GOAL OF THE EXERCISE: Locate every line below that contains the word "xlabel" and copy it.

Dataset listings of figures
------------------------------------

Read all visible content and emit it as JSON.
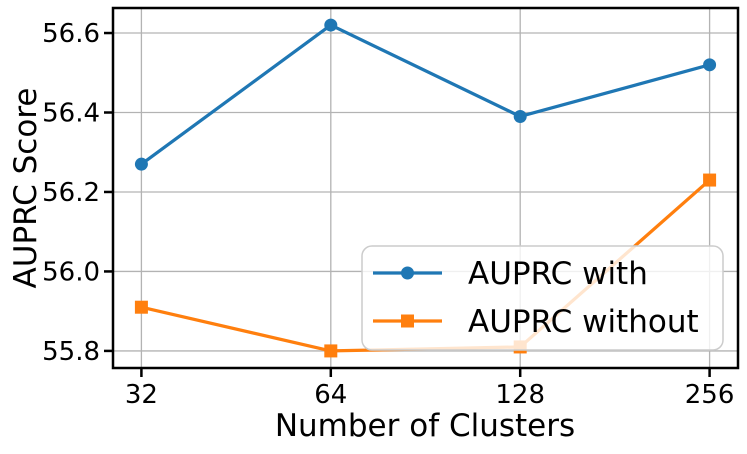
{
  "chart_data": {
    "type": "line",
    "x_tick_labels": [
      "32",
      "64",
      "128",
      "256"
    ],
    "x_values": [
      32,
      64,
      128,
      256
    ],
    "xlabel": "Number of Clusters",
    "ylabel": "AUPRC Score",
    "y_tick_labels": [
      "55.8",
      "56.0",
      "56.2",
      "56.4",
      "56.6"
    ],
    "yticks": [
      55.8,
      56.0,
      56.2,
      56.4,
      56.6
    ],
    "ylim": [
      55.757,
      56.663
    ],
    "grid": true,
    "legend_position": "lower-right-inside",
    "series": [
      {
        "name": "AUPRC with",
        "marker": "circle",
        "color": "#1f77b4",
        "values": [
          56.27,
          56.62,
          56.39,
          56.52
        ]
      },
      {
        "name": "AUPRC without",
        "marker": "square",
        "color": "#ff7f0e",
        "values": [
          55.91,
          55.8,
          55.81,
          56.23
        ]
      }
    ]
  },
  "colors": {
    "background": "#ffffff",
    "grid": "#b3b3b3",
    "spine": "#000000",
    "tick": "#000000",
    "legend_border": "#cccccc",
    "legend_background": "rgba(255,255,255,0.8)"
  }
}
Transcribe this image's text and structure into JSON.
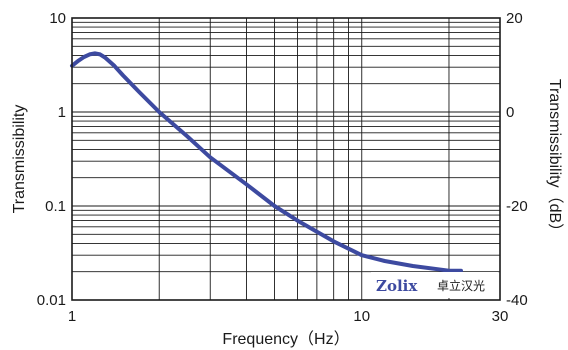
{
  "colors": {
    "curve": "#3d4aa0",
    "grid": "#1a1a1a",
    "background": "#ffffff"
  },
  "logo": {
    "brand": "Zolix",
    "chinese": "卓立汉光"
  },
  "chart_data": {
    "type": "line",
    "title": "",
    "xlabel": "Frequency（Hz）",
    "ylabel": "Transmissibility",
    "y2label": "Transmissibility（dB）",
    "xscale": "log",
    "yscale": "log",
    "xlim": [
      1,
      30
    ],
    "ylim": [
      0.01,
      10
    ],
    "y2lim": [
      -40,
      20
    ],
    "grid": true,
    "xticks": [
      {
        "value": 1,
        "label": "1"
      },
      {
        "value": 10,
        "label": "10"
      },
      {
        "value": 30,
        "label": "30"
      }
    ],
    "yticks": [
      {
        "value": 10,
        "label": "10"
      },
      {
        "value": 1,
        "label": "1"
      },
      {
        "value": 0.1,
        "label": "0.1"
      },
      {
        "value": 0.01,
        "label": "0.01"
      }
    ],
    "y2ticks": [
      {
        "value": 20,
        "label": "20"
      },
      {
        "value": 0,
        "label": "0"
      },
      {
        "value": -20,
        "label": "-20"
      },
      {
        "value": -40,
        "label": "-40"
      }
    ],
    "series": [
      {
        "x": [
          1.0,
          1.05,
          1.1,
          1.15,
          1.2,
          1.25,
          1.3,
          1.4,
          1.5,
          1.7,
          2.0,
          2.5,
          3.0,
          4.0,
          5.0,
          6.0,
          8.0,
          10.0,
          12.0,
          15.0,
          20.0,
          22.0
        ],
        "y": [
          3.1,
          3.5,
          3.85,
          4.1,
          4.2,
          4.1,
          3.8,
          3.1,
          2.45,
          1.65,
          1.0,
          0.55,
          0.33,
          0.17,
          0.1,
          0.07,
          0.042,
          0.03,
          0.026,
          0.023,
          0.0205,
          0.0205
        ]
      }
    ]
  }
}
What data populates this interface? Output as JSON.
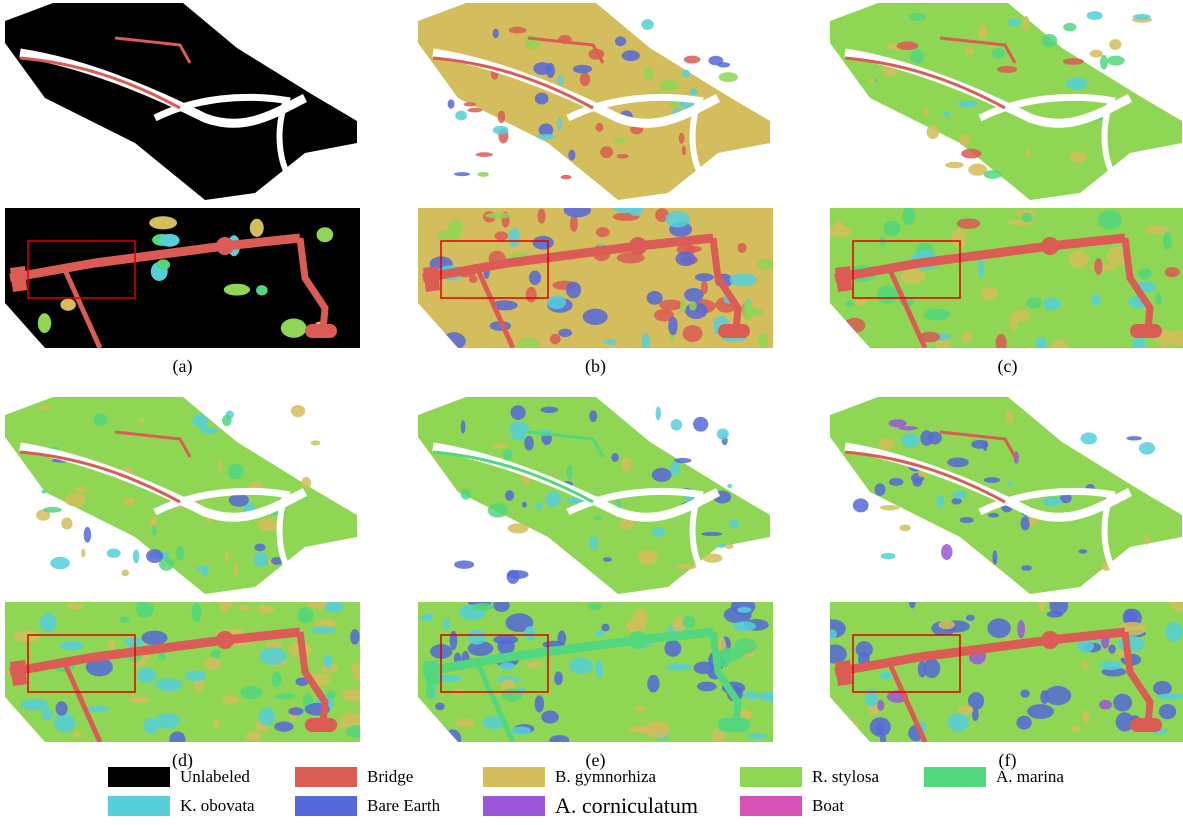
{
  "panels": [
    {
      "caption": "(a)",
      "variant": "gt"
    },
    {
      "caption": "(b)",
      "variant": "tan"
    },
    {
      "caption": "(c)",
      "variant": "green"
    },
    {
      "caption": "(d)",
      "variant": "mixed"
    },
    {
      "caption": "(e)",
      "variant": "blue"
    },
    {
      "caption": "(f)",
      "variant": "green2"
    }
  ],
  "legend": [
    {
      "label": "Unlabeled",
      "color": "#000000"
    },
    {
      "label": "Bridge",
      "color": "#db5b55"
    },
    {
      "label": "B. gymnorhiza",
      "color": "#d4bd5c"
    },
    {
      "label": "R. stylosa",
      "color": "#8fd654"
    },
    {
      "label": "A. marina",
      "color": "#52d67e"
    },
    {
      "label": "K. obovata",
      "color": "#55cfd9"
    },
    {
      "label": "Bare Earth",
      "color": "#5569d8"
    },
    {
      "label": "A. corniculatum",
      "color": "#9a57d8"
    },
    {
      "label": "Boat",
      "color": "#d652b4"
    }
  ]
}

------------------------------------

SOLVED PROBLEM:
    "xlabel": "Number of Clusters",
    "xlabel": "Frequency（Hz）",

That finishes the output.